- **Set problem**
Collect each line holding the string "color".

(Dataset rows about figures)
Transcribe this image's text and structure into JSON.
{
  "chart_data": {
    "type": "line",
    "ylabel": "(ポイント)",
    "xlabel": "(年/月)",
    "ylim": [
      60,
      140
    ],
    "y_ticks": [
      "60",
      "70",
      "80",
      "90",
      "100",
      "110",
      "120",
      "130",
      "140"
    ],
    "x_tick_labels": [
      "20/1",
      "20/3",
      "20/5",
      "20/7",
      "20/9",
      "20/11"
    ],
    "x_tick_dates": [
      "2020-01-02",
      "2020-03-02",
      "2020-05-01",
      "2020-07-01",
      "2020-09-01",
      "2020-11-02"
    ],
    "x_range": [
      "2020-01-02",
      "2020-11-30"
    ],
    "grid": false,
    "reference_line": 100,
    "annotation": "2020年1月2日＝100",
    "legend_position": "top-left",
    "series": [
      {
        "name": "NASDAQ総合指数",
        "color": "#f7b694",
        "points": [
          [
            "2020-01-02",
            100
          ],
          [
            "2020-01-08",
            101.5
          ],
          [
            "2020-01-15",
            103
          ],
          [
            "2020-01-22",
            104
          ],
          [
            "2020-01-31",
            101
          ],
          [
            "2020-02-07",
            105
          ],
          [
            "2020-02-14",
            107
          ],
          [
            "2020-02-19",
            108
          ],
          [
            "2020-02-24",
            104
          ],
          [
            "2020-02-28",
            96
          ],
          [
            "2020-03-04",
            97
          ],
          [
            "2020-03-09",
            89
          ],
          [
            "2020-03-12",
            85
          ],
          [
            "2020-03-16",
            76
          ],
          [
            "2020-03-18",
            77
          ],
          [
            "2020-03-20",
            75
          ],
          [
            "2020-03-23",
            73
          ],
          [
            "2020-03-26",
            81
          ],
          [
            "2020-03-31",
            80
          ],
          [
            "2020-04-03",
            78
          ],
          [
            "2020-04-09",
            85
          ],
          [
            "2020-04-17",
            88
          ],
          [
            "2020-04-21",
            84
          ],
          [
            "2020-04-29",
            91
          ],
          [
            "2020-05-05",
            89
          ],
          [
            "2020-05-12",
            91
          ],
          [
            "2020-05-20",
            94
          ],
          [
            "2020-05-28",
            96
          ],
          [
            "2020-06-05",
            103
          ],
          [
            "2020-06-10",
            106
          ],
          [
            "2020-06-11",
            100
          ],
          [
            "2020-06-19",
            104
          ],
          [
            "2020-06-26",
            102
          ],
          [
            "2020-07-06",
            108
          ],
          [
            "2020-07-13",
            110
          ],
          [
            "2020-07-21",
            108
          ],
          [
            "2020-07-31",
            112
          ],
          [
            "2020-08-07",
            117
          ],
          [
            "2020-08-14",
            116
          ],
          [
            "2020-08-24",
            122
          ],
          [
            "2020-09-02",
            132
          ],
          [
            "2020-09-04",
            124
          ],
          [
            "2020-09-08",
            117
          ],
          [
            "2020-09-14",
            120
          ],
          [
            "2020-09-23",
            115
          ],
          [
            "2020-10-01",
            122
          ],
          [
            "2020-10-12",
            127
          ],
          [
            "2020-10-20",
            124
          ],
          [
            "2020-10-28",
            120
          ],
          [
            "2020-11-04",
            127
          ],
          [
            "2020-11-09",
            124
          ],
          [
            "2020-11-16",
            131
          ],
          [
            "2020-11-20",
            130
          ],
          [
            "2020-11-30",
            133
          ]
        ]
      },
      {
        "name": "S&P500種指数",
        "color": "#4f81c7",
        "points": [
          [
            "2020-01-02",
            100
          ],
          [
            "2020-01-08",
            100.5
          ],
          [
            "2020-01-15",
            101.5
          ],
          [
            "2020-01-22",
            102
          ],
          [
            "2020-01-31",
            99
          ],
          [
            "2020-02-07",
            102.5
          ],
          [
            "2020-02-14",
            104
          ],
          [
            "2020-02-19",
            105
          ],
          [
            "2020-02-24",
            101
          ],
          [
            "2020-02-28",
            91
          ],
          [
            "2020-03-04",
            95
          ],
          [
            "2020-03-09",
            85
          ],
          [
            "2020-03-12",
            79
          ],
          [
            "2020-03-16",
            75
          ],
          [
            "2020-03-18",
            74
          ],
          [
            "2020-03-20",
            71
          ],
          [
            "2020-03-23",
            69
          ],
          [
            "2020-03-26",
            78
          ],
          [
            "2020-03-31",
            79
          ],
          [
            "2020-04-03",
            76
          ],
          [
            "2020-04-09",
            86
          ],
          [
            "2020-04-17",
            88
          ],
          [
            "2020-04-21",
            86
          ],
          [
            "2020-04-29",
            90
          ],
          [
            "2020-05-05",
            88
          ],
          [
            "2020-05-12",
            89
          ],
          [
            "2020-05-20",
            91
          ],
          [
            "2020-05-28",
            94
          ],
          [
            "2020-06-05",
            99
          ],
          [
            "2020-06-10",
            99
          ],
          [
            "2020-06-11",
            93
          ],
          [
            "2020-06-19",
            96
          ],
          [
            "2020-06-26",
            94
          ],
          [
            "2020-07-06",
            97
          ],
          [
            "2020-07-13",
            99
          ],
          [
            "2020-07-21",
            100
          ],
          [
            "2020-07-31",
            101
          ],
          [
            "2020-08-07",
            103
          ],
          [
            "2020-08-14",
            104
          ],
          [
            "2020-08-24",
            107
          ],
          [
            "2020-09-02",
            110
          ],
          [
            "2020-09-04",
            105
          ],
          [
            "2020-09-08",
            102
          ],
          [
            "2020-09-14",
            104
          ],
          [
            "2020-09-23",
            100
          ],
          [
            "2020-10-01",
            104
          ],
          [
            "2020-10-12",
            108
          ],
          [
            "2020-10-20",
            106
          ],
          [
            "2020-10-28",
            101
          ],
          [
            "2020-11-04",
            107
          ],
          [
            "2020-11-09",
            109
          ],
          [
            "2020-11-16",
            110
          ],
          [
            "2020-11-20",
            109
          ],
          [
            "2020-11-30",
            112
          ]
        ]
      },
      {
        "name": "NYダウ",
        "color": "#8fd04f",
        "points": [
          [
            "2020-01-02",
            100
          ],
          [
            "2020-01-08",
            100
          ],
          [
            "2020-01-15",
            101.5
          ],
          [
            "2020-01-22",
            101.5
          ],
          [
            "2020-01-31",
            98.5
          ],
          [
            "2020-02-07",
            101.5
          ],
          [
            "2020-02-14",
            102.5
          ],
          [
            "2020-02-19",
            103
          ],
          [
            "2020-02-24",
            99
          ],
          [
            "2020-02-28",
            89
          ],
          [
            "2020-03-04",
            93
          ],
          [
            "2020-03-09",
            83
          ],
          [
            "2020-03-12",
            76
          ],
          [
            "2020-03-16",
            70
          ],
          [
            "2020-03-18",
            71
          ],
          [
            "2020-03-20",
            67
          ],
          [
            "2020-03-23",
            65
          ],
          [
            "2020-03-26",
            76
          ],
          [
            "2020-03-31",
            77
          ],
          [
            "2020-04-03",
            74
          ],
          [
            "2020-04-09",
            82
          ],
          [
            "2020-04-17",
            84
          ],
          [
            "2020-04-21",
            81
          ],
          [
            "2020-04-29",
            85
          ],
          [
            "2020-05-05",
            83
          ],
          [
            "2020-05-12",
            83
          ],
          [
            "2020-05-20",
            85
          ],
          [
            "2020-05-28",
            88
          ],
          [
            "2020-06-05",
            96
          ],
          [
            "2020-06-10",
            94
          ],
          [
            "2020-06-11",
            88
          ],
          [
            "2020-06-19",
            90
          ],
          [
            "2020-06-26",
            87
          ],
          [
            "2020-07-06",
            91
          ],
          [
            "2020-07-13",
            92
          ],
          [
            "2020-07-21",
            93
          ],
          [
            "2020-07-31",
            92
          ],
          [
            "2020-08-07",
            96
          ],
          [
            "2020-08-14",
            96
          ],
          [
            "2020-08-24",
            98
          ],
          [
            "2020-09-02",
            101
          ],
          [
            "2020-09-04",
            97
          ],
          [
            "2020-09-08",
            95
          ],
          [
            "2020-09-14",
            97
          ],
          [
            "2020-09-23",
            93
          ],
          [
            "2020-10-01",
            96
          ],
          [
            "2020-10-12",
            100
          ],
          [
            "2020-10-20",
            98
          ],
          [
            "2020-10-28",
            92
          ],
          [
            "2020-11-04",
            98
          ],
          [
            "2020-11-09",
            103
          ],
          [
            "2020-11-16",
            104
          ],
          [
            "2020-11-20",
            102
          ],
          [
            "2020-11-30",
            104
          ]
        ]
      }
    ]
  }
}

- **Written solution**
        "color": "#f7b694",
        "color": "#4f81c7",
        "color": "#8fd04f",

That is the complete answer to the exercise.